#### [Aim]
From the records below, pull each line that has "page".

>> START

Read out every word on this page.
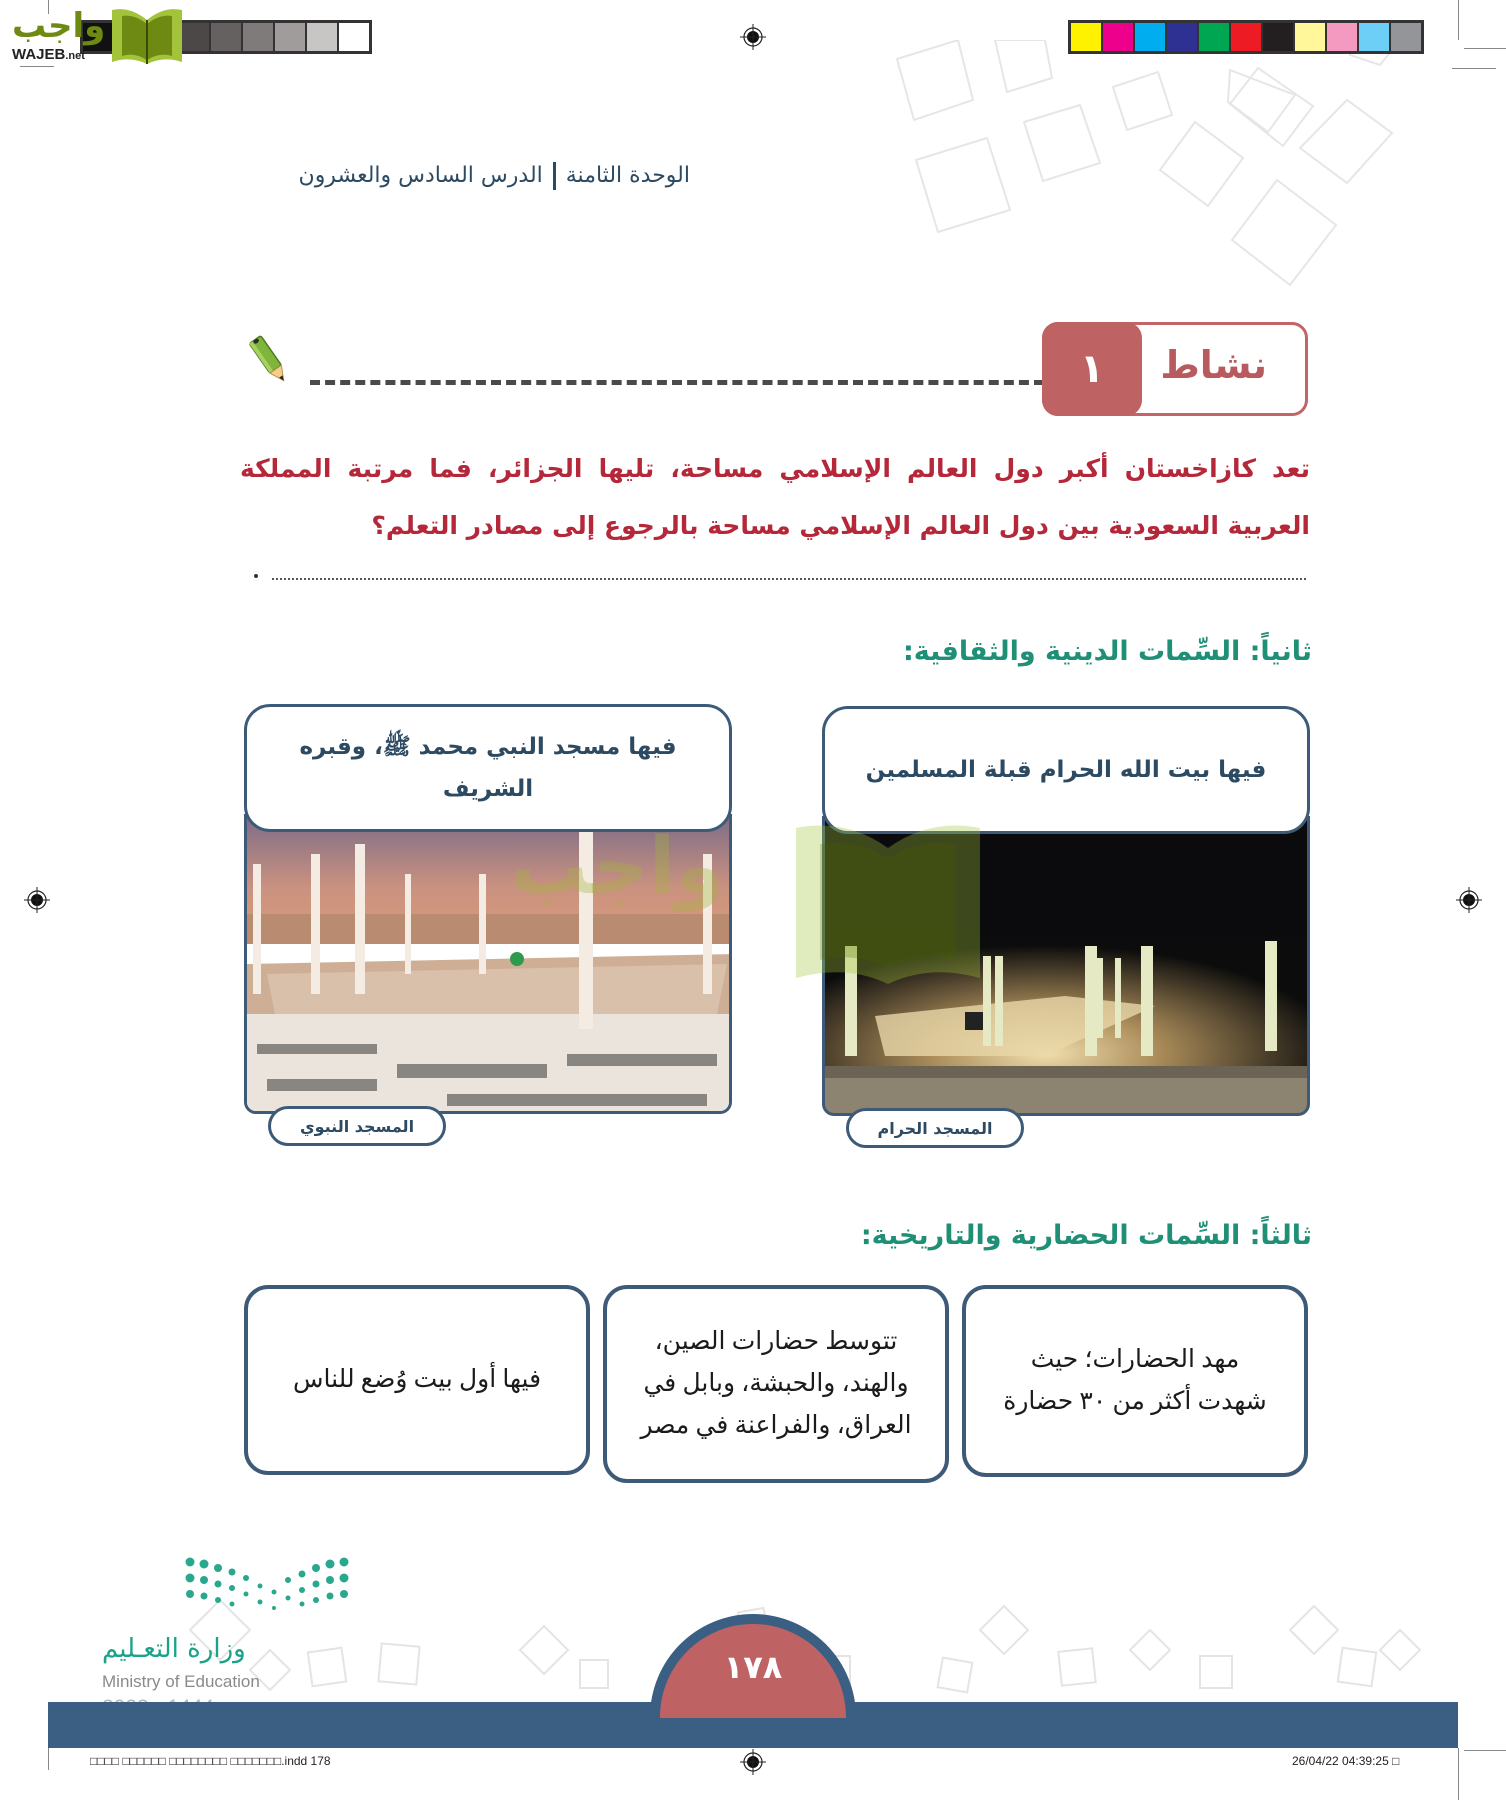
واجب
WAJEB.net
الوحدة الثامنةالدرس السادس والعشرون
١	نشاط
تعد كازاخستان أكبر دول العالم الإسلامي مساحة، تليها الجزائر، فما مرتبة المملكة العربية السعودية بين دول العالم الإسلامي مساحة بالرجوع إلى مصادر التعلم؟
ثانياً: السِّمات الدينية والثقافية:
فيها بيت الله الحرام قبلة المسلمين
المسجد الحرام
فيها مسجد النبي محمد ﷺ، وقبره الشريف
المسجد النبوي
واجب
ثالثاً: السِّمات الحضارية والتاريخية:
مهد الحضارات؛ حيث شهدت أكثر من ٣٠ حضارة
تتوسط حضارات الصين، والهند، والحبشة، وبابل في العراق، والفراعنة في مصر
فيها أول بيت وُضع للناس
وزارة التعـليم
Ministry of Education	١٧٨
□□□□ □□□□□□ □□□□□□□□ □□□□□□□.indd 178	26/04/22 04:39:25 □
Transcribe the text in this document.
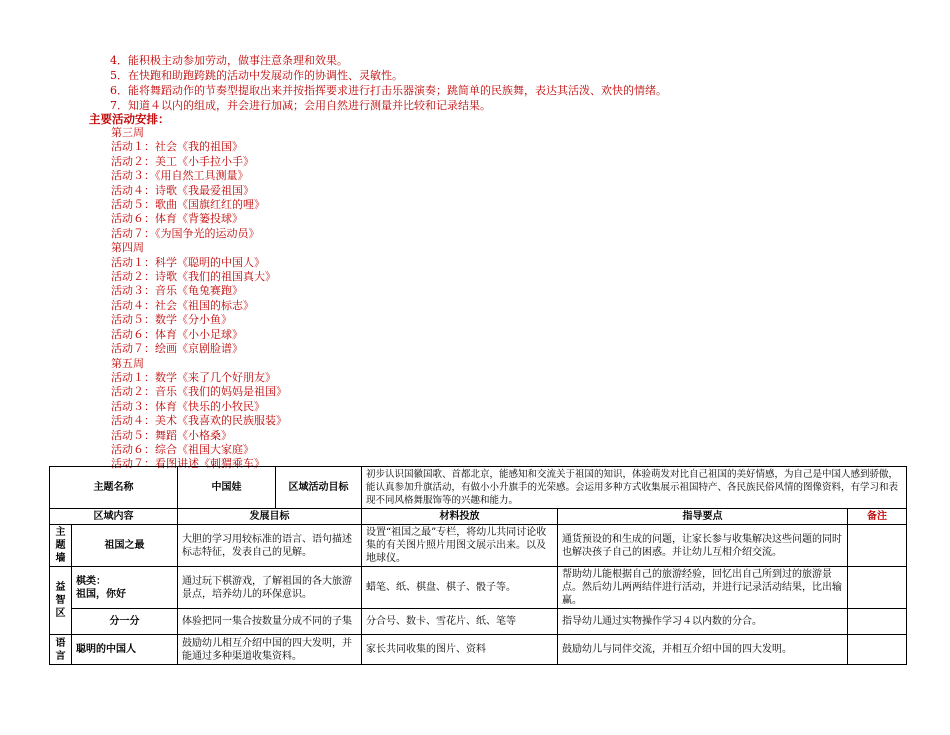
4．能积极主动参加劳动，做事注意条理和效果。
5．在快跑和助跑跨跳的活动中发展动作的协调性、灵敏性。
6．能将舞蹈动作的节奏型提取出来并按指挥要求进行打击乐器演奏；跳简单的民族舞，表达其活泼、欢快的情绪。
7．知道４以内的组成，并会进行加减；会用自然进行测量并比较和记录结果。
主要活动安排：
第三周
活动１：社会《我的祖国》
活动２：美工《小手拉小手》
活动３：《用自然工具测量》
活动４：诗歌《我最爱祖国》
活动５：歌曲《国旗红红的哩》
活动６：体育《背篓投球》
活动７：《为国争光的运动员》
第四周
活动１：科学《聪明的中国人》
活动２：诗歌《我们的祖国真大》
活动３：音乐《龟兔赛跑》
活动４：社会《祖国的标志》
活动５：数学《分小鱼》
活动６：体育《小小足球》
活动７：绘画《京剧脸谱》
第五周
活动１：数学《来了几个好朋友》
活动２：音乐《我们的妈妈是祖国》
活动３：体育《快乐的小牧民》
活动４：美术《我喜欢的民族服装》
活动５：舞蹈《小格桑》
活动６：综合《祖国大家庭》
活动７：看图讲述《刺猬乘车》
主题名称		中国娃	区域活动目标	初步认识国徽国歌、首都北京，能感知和交流关于祖国的知识，体验萌发对比自己祖国的美好情感，为自己是中国人感到骄傲，能认真参加升旗活动，有做小小升旗手的光荣感。会运用多种方式收集展示祖国特产、各民族民俗风情的图像资料，有学习和表现不同风格舞服饰等的兴趣和能力。		
区域内容		发展目标		材料投放	指导要点	备注
主
题
墙	祖国之最	大胆的学习用较标准的语言、语句描述标志特征，发表自己的见解。		设置“祖国之最”专栏，将幼儿共同讨论收集的有关图片照片用图文展示出来。以及地球仪。	通货预设的和生成的问题，让家长参与收集解决这些问题的同时也解决孩子自己的困惑。并让幼儿互相介绍交流。	
益
智
区	棋类：
祖国，你好	通过玩下棋游戏，了解祖国的各大旅游景点，培养幼儿的环保意识。		蜡笔、纸、棋盘、棋子、骰子等。	帮助幼儿能根据自己的旅游经验，回忆出自己所到过的旅游景点。然后幼儿两两结伴进行活动，并进行记录活动结果，比出输赢。	
	分一分	体验把同一集合按数量分成不同的子集		分合号、数卡、雪花片、纸、笔等	指导幼儿通过实物操作学习４以内数的分合。	
语
言	聪明的中国人	鼓励幼儿相互介绍中国的四大发明，并能通过多种渠道收集资料。		家长共同收集的图片、资料	鼓励幼儿与同伴交流，并相互介绍中国的四大发明。	
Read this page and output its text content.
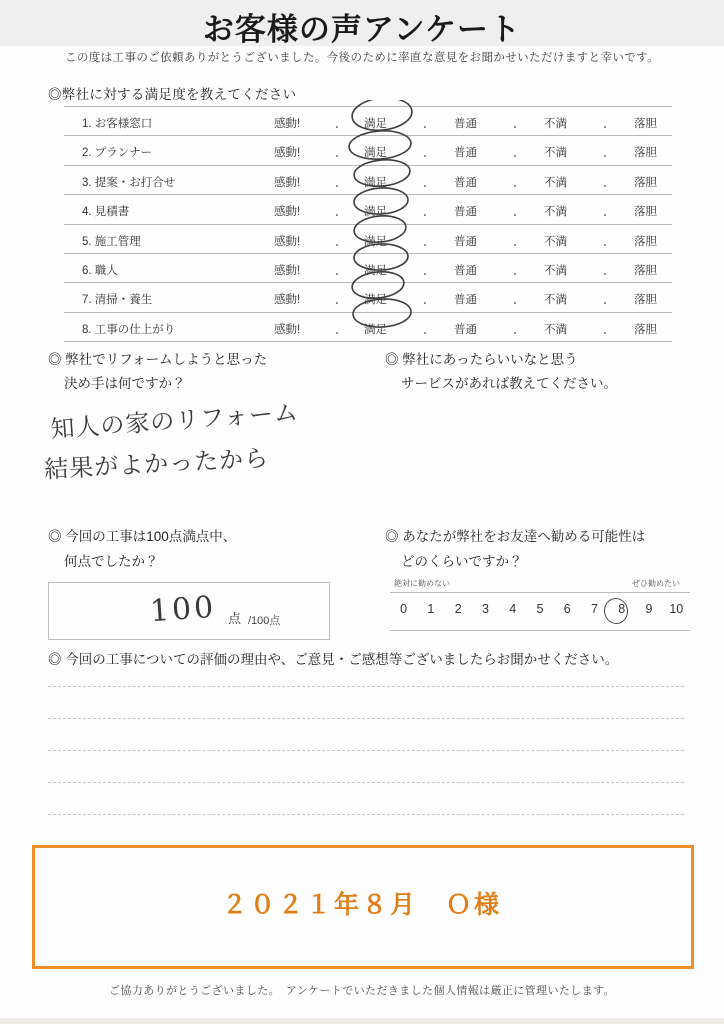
お客様の声アンケート
この度は工事のご依頼ありがとうございました。今後のために率直な意見をお聞かせいただけますと幸いです。
◎弊社に対する満足度を教えてください
1. お客様窓口	感動!	・ 満足	・ 普通	・ 不満	・ 落胆
2. プランナー	感動!	・ 満足	・ 普通	・ 不満	・ 落胆
3. 提案・お打合せ	感動!	・ 満足	・ 普通	・ 不満	・ 落胆
4. 見積書	感動!	・ 満足	・ 普通	・ 不満	・ 落胆
5. 施工管理	感動!	・ 満足	・ 普通	・ 不満	・ 落胆
6. 職人	感動!	・ 満足	・ 普通	・ 不満	・ 落胆
7. 清掃・養生	感動!	・ 満足	・ 普通	・ 不満	・ 落胆
8. 工事の仕上がり	感動!	・ 満足	・ 普通	・ 不満	・ 落胆
◎ 弊社でリフォームしようと思った
決め手は何ですか？
◎ 弊社にあったらいいなと思う
サービスがあれば教えてください。
知人の家のリフォーム
結果がよかったから
◎ 今回の工事は100点満点中、
何点でしたか？
◎ あなたが弊社をお友達へ勧める可能性は
どのくらいですか？
100 点 /100点
絶対に勧めない	ぜひ勧めたい
0	1	2	3	4	5	6	7	8	9	10
◎ 今回の工事についての評価の理由や、ご意見・ご感想等ございましたらお聞かせください。
２０２１年８月　Ｏ様
ご協力ありがとうございました。　アンケートでいただきました個人情報は厳正に管理いたします。
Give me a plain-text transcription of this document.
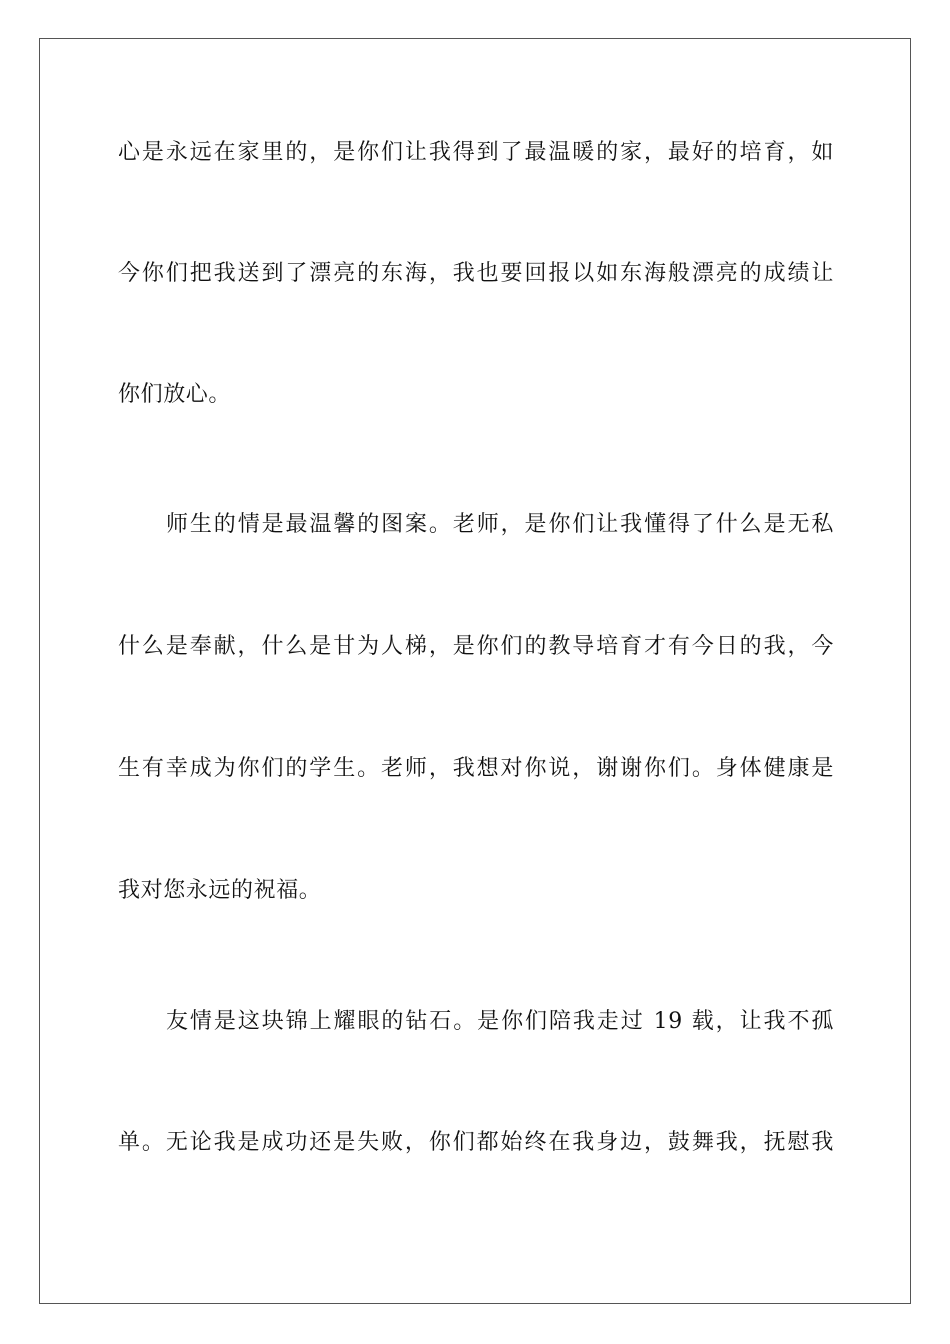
心是永远在家里的，是你们让我得到了最温暖的家，最好的培育，如
今你们把我送到了漂亮的东海，我也要回报以如东海般漂亮的成绩让
你们放心。
师生的情是最温馨的图案。老师，是你们让我懂得了什么是无私
什么是奉献，什么是甘为人梯，是你们的教导培育才有今日的我，今
生有幸成为你们的学生。老师，我想对你说，谢谢你们。身体健康是
我对您永远的祝福。
友情是这块锦上耀眼的钻石。是你们陪我走过 19 载，让我不孤
单。无论我是成功还是失败，你们都始终在我身边，鼓舞我，抚慰我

>> END

#### [Output for this task]
Read out every word on this page.
Read this page and output its text content.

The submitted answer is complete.